Dataset excerpts:
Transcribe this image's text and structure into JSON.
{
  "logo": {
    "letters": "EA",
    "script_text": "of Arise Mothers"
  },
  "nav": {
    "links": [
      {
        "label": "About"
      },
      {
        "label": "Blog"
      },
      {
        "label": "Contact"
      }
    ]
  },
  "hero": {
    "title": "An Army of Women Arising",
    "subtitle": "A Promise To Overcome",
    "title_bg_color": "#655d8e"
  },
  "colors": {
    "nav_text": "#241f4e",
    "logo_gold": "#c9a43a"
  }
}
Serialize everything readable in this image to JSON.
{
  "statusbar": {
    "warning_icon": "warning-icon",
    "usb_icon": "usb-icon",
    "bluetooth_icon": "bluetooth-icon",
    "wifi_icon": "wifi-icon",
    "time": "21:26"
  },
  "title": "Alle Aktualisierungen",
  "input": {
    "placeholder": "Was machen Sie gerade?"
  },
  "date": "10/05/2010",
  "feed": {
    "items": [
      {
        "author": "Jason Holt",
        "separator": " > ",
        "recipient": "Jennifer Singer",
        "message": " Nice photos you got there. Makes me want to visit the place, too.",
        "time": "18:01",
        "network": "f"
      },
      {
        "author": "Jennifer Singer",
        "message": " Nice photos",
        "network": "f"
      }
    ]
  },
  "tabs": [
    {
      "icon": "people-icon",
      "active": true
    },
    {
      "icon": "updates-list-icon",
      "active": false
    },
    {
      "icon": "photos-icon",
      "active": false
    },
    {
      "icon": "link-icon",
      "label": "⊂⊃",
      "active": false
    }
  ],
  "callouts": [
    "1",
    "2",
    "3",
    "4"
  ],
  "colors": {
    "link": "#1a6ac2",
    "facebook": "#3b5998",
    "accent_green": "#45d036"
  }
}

--

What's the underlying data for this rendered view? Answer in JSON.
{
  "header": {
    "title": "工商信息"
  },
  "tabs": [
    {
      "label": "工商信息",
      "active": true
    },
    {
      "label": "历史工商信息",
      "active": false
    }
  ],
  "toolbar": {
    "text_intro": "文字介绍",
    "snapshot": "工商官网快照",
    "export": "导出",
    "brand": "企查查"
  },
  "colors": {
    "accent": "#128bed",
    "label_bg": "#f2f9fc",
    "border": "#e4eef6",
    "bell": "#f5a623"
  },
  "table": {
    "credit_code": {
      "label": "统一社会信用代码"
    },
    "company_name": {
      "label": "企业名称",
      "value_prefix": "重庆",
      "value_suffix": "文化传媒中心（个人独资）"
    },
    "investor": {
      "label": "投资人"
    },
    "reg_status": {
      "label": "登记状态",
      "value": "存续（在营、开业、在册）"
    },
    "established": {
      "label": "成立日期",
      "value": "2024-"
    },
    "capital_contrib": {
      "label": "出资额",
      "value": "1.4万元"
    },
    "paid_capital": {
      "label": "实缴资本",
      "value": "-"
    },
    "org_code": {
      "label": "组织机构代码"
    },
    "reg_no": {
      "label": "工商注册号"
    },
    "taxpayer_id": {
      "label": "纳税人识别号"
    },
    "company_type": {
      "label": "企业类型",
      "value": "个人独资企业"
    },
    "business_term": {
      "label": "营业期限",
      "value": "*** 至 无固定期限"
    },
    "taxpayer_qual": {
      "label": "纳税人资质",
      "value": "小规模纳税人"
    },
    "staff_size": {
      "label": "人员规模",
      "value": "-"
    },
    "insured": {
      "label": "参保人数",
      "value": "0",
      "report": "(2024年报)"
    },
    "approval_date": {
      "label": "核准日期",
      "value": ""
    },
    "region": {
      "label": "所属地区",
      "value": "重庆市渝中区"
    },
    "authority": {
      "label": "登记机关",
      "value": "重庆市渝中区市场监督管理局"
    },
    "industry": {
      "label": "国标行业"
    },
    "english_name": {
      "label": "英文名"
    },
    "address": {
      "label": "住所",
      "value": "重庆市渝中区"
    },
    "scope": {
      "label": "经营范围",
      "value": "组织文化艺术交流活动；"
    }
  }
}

*Written instruction*. Search the data for "Nice". Copy every line that has it.

*Task answer*.
        "message": " Nice photos you got there. Makes me want to visit the place, too.",
        "message": " Nice photos",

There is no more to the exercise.